-- begin --

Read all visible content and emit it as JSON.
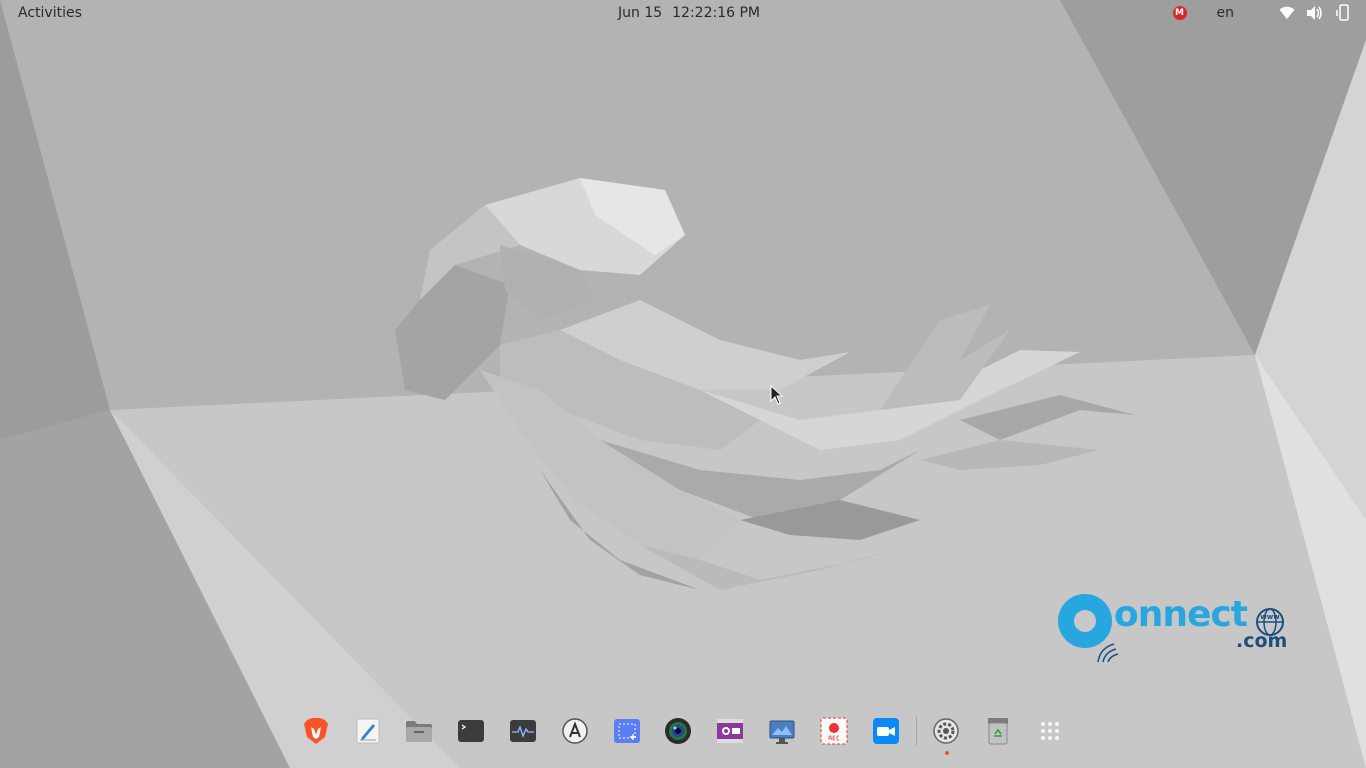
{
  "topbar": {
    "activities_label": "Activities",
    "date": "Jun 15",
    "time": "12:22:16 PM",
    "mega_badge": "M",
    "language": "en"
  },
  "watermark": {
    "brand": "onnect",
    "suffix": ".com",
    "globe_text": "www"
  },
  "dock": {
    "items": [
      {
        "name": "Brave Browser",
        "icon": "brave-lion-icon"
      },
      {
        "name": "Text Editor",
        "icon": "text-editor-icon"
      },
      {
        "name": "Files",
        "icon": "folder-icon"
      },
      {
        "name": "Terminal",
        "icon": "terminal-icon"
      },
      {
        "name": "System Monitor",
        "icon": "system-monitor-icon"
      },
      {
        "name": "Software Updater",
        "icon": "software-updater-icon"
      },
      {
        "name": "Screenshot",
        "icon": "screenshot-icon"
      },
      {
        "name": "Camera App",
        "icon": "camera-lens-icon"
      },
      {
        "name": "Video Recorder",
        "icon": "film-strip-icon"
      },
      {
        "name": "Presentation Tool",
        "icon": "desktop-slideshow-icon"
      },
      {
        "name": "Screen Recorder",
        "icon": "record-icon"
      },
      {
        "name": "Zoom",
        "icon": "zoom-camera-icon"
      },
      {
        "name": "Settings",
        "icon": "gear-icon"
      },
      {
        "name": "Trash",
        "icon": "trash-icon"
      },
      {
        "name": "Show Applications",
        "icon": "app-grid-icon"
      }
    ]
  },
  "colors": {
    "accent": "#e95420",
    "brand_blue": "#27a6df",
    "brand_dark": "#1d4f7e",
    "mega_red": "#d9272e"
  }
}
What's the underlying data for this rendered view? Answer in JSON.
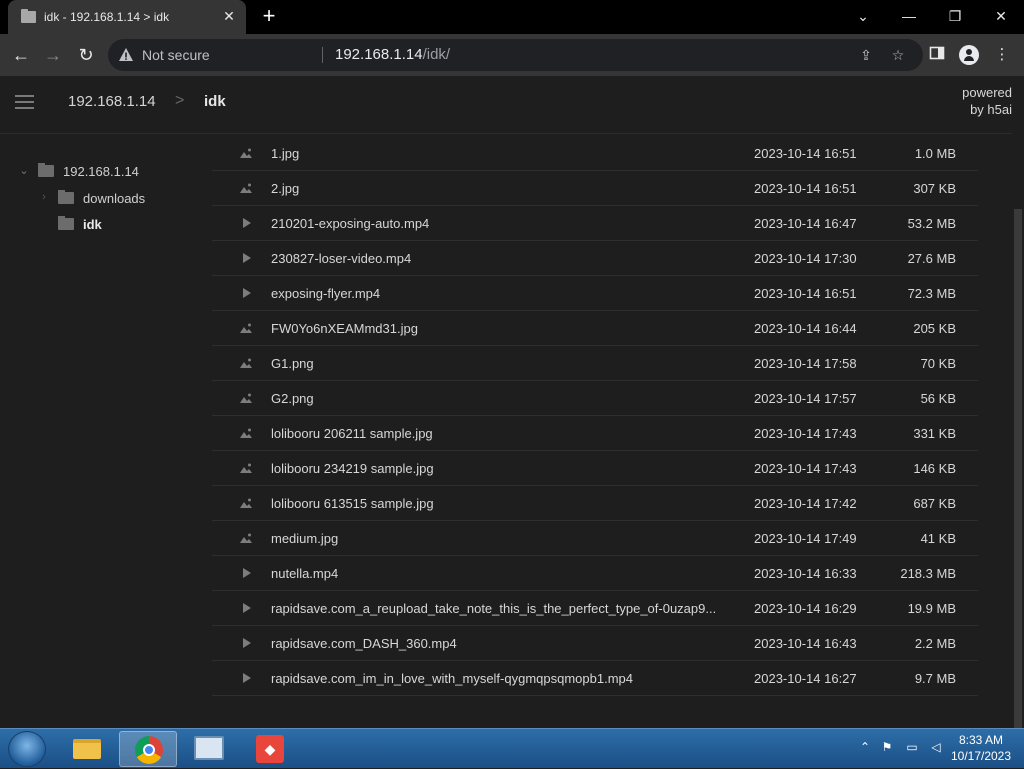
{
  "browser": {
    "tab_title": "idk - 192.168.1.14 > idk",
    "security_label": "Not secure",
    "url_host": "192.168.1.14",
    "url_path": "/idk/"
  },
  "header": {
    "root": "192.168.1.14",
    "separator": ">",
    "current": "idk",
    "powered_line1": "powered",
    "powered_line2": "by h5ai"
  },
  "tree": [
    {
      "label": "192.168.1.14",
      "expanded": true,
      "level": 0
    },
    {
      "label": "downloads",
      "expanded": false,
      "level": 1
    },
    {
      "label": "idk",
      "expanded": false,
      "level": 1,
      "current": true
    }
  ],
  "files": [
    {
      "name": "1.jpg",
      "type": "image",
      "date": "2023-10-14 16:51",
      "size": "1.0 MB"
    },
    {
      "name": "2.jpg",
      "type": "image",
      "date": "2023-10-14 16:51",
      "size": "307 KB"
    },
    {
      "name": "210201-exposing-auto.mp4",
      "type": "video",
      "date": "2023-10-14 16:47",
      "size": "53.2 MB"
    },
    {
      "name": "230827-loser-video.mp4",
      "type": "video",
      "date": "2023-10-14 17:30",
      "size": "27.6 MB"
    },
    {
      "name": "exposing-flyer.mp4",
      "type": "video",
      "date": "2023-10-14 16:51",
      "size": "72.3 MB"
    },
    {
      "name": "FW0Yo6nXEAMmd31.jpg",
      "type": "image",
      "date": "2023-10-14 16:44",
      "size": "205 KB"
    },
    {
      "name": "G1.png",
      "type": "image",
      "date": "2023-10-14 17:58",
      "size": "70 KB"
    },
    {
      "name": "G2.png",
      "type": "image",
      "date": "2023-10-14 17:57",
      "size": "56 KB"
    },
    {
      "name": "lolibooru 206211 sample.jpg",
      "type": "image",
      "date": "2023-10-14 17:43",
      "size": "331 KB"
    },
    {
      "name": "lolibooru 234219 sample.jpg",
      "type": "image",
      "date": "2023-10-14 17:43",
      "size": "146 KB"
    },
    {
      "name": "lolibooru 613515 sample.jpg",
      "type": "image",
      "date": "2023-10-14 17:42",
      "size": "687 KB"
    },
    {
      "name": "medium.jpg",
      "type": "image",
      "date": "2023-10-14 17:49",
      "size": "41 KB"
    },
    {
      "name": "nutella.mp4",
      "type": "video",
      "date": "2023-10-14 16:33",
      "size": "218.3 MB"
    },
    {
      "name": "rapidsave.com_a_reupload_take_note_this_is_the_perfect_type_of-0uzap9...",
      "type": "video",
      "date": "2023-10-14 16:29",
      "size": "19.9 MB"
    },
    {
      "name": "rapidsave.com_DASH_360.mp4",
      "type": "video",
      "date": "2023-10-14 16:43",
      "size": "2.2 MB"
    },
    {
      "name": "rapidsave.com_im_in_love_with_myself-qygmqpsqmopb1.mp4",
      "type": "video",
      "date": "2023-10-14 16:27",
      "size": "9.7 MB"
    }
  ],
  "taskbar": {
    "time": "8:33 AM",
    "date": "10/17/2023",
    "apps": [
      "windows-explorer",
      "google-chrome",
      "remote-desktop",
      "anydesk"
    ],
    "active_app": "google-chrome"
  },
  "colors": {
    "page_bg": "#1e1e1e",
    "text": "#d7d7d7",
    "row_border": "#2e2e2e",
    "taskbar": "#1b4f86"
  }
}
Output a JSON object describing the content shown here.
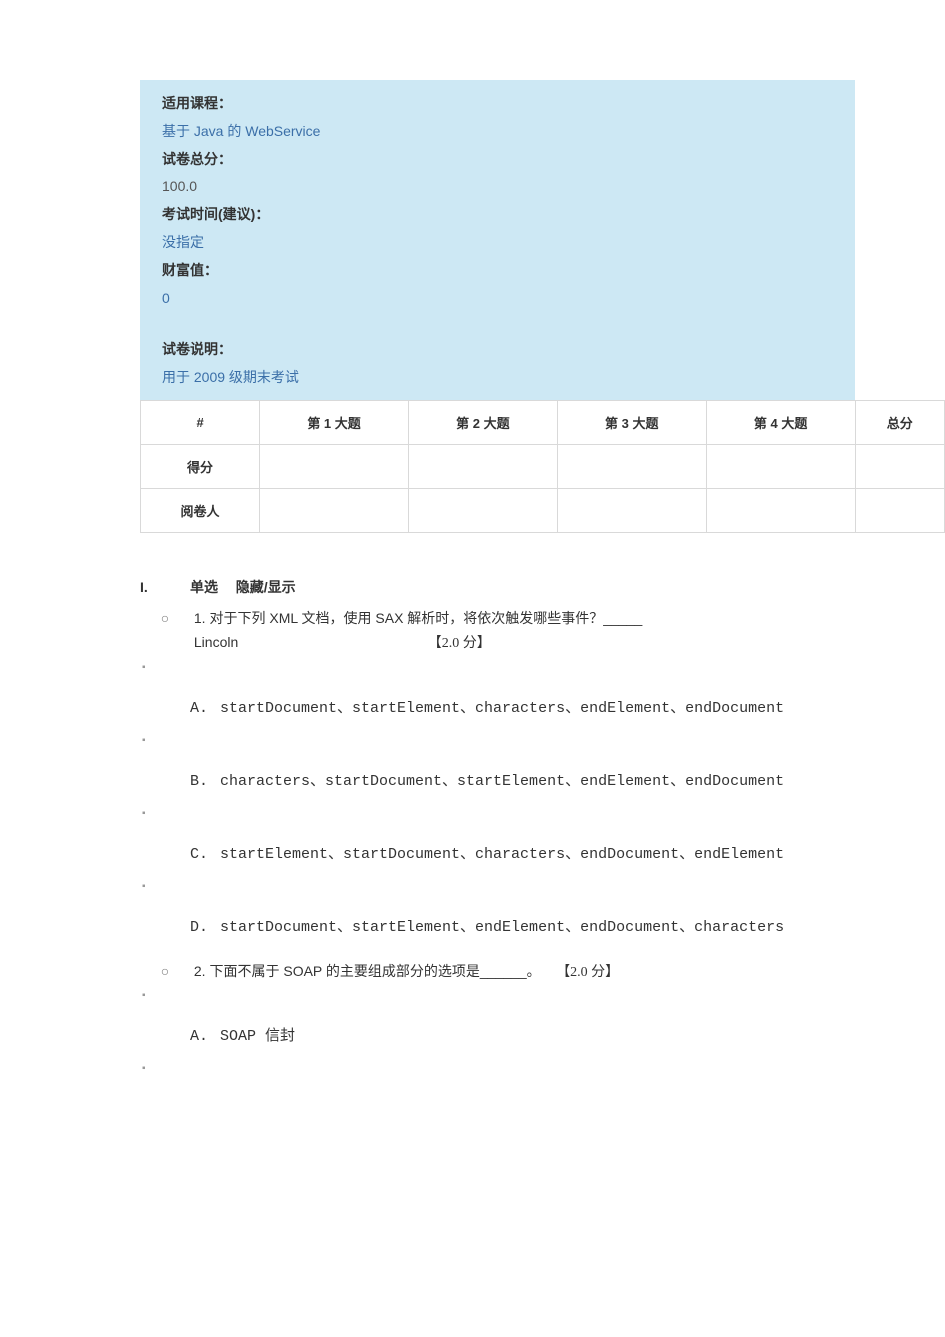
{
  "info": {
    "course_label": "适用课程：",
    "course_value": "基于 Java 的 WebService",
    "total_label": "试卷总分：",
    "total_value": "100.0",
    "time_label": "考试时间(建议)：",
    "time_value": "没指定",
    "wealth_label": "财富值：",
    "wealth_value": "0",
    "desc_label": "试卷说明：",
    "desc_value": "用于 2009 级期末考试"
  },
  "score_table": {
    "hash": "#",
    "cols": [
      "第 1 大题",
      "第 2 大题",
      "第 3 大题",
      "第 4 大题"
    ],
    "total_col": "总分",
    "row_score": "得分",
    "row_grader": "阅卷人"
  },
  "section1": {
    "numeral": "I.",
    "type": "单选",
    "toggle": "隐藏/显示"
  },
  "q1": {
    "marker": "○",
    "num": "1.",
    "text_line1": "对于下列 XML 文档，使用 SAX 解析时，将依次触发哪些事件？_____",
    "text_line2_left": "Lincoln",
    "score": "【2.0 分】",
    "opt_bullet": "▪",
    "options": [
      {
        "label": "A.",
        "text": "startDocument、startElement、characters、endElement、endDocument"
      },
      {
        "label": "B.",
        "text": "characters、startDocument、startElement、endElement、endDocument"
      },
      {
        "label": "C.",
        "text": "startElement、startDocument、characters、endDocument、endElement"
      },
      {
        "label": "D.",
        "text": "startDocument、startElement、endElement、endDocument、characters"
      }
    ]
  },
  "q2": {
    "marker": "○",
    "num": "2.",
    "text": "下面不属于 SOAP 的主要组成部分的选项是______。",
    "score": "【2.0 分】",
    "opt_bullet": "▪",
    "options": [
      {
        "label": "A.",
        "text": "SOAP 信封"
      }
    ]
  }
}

-- end --

• What to produce: Output every entry word for word, but omit the pictures.

• The output:
Read all visible content and emit it as JSON.
{
  "topbar": {
    "activities_label": "Activities",
    "date": "Jun 15",
    "time": "12:22:16 PM",
    "mega_badge": "M",
    "language": "en"
  },
  "watermark": {
    "brand": "onnect",
    "suffix": ".com",
    "globe_text": "www"
  },
  "dock": {
    "items": [
      {
        "name": "Brave Browser",
        "icon": "brave-lion-icon"
      },
      {
        "name": "Text Editor",
        "icon": "text-editor-icon"
      },
      {
        "name": "Files",
        "icon": "folder-icon"
      },
      {
        "name": "Terminal",
        "icon": "terminal-icon"
      },
      {
        "name": "System Monitor",
        "icon": "system-monitor-icon"
      },
      {
        "name": "Software Updater",
        "icon": "software-updater-icon"
      },
      {
        "name": "Screenshot",
        "icon": "screenshot-icon"
      },
      {
        "name": "Camera App",
        "icon": "camera-lens-icon"
      },
      {
        "name": "Video Recorder",
        "icon": "film-strip-icon"
      },
      {
        "name": "Presentation Tool",
        "icon": "desktop-slideshow-icon"
      },
      {
        "name": "Screen Recorder",
        "icon": "record-icon"
      },
      {
        "name": "Zoom",
        "icon": "zoom-camera-icon"
      },
      {
        "name": "Settings",
        "icon": "gear-icon"
      },
      {
        "name": "Trash",
        "icon": "trash-icon"
      },
      {
        "name": "Show Applications",
        "icon": "app-grid-icon"
      }
    ]
  },
  "colors": {
    "accent": "#e95420",
    "brand_blue": "#27a6df",
    "brand_dark": "#1d4f7e",
    "mega_red": "#d9272e"
  }
}
What's the underlying data for this rendered view? Answer in JSON.
{
  "browser": {
    "tab_title": "idk - 192.168.1.14 > idk",
    "security_label": "Not secure",
    "url_host": "192.168.1.14",
    "url_path": "/idk/"
  },
  "header": {
    "root": "192.168.1.14",
    "separator": ">",
    "current": "idk",
    "powered_line1": "powered",
    "powered_line2": "by h5ai"
  },
  "tree": [
    {
      "label": "192.168.1.14",
      "expanded": true,
      "level": 0
    },
    {
      "label": "downloads",
      "expanded": false,
      "level": 1
    },
    {
      "label": "idk",
      "expanded": false,
      "level": 1,
      "current": true
    }
  ],
  "files": [
    {
      "name": "1.jpg",
      "type": "image",
      "date": "2023-10-14 16:51",
      "size": "1.0 MB"
    },
    {
      "name": "2.jpg",
      "type": "image",
      "date": "2023-10-14 16:51",
      "size": "307 KB"
    },
    {
      "name": "210201-exposing-auto.mp4",
      "type": "video",
      "date": "2023-10-14 16:47",
      "size": "53.2 MB"
    },
    {
      "name": "230827-loser-video.mp4",
      "type": "video",
      "date": "2023-10-14 17:30",
      "size": "27.6 MB"
    },
    {
      "name": "exposing-flyer.mp4",
      "type": "video",
      "date": "2023-10-14 16:51",
      "size": "72.3 MB"
    },
    {
      "name": "FW0Yo6nXEAMmd31.jpg",
      "type": "image",
      "date": "2023-10-14 16:44",
      "size": "205 KB"
    },
    {
      "name": "G1.png",
      "type": "image",
      "date": "2023-10-14 17:58",
      "size": "70 KB"
    },
    {
      "name": "G2.png",
      "type": "image",
      "date": "2023-10-14 17:57",
      "size": "56 KB"
    },
    {
      "name": "lolibooru 206211 sample.jpg",
      "type": "image",
      "date": "2023-10-14 17:43",
      "size": "331 KB"
    },
    {
      "name": "lolibooru 234219 sample.jpg",
      "type": "image",
      "date": "2023-10-14 17:43",
      "size": "146 KB"
    },
    {
      "name": "lolibooru 613515 sample.jpg",
      "type": "image",
      "date": "2023-10-14 17:42",
      "size": "687 KB"
    },
    {
      "name": "medium.jpg",
      "type": "image",
      "date": "2023-10-14 17:49",
      "size": "41 KB"
    },
    {
      "name": "nutella.mp4",
      "type": "video",
      "date": "2023-10-14 16:33",
      "size": "218.3 MB"
    },
    {
      "name": "rapidsave.com_a_reupload_take_note_this_is_the_perfect_type_of-0uzap9...",
      "type": "video",
      "date": "2023-10-14 16:29",
      "size": "19.9 MB"
    },
    {
      "name": "rapidsave.com_DASH_360.mp4",
      "type": "video",
      "date": "2023-10-14 16:43",
      "size": "2.2 MB"
    },
    {
      "name": "rapidsave.com_im_in_love_with_myself-qygmqpsqmopb1.mp4",
      "type": "video",
      "date": "2023-10-14 16:27",
      "size": "9.7 MB"
    }
  ],
  "taskbar": {
    "time": "8:33 AM",
    "date": "10/17/2023",
    "apps": [
      "windows-explorer",
      "google-chrome",
      "remote-desktop",
      "anydesk"
    ],
    "active_app": "google-chrome"
  },
  "colors": {
    "page_bg": "#1e1e1e",
    "text": "#d7d7d7",
    "row_border": "#2e2e2e",
    "taskbar": "#1b4f86"
  }
}
Output a JSON object describing the content shown here.
{
  "info": {
    "course_label": "适用课程：",
    "course_value": "基于 Java 的 WebService",
    "total_label": "试卷总分：",
    "total_value": "100.0",
    "time_label": "考试时间(建议)：",
    "time_value": "没指定",
    "wealth_label": "财富值：",
    "wealth_value": "0",
    "desc_label": "试卷说明：",
    "desc_value": "用于 2009 级期末考试"
  },
  "score_table": {
    "hash": "#",
    "cols": [
      "第 1 大题",
      "第 2 大题",
      "第 3 大题",
      "第 4 大题"
    ],
    "total_col": "总分",
    "row_score": "得分",
    "row_grader": "阅卷人"
  },
  "section1": {
    "numeral": "I.",
    "type": "单选",
    "toggle": "隐藏/显示"
  },
  "q1": {
    "marker": "○",
    "num": "1.",
    "text_line1": "对于下列 XML 文档，使用 SAX 解析时，将依次触发哪些事件？_____",
    "text_line2_left": "Lincoln",
    "score": "【2.0 分】",
    "opt_bullet": "▪",
    "options": [
      {
        "label": "A.",
        "text": "startDocument、startElement、characters、endElement、endDocument"
      },
      {
        "label": "B.",
        "text": "characters、startDocument、startElement、endElement、endDocument"
      },
      {
        "label": "C.",
        "text": "startElement、startDocument、characters、endDocument、endElement"
      },
      {
        "label": "D.",
        "text": "startDocument、startElement、endElement、endDocument、characters"
      }
    ]
  },
  "q2": {
    "marker": "○",
    "num": "2.",
    "text": "下面不属于 SOAP 的主要组成部分的选项是______。",
    "score": "【2.0 分】",
    "opt_bullet": "▪",
    "options": [
      {
        "label": "A.",
        "text": "SOAP 信封"
      }
    ]
  }
}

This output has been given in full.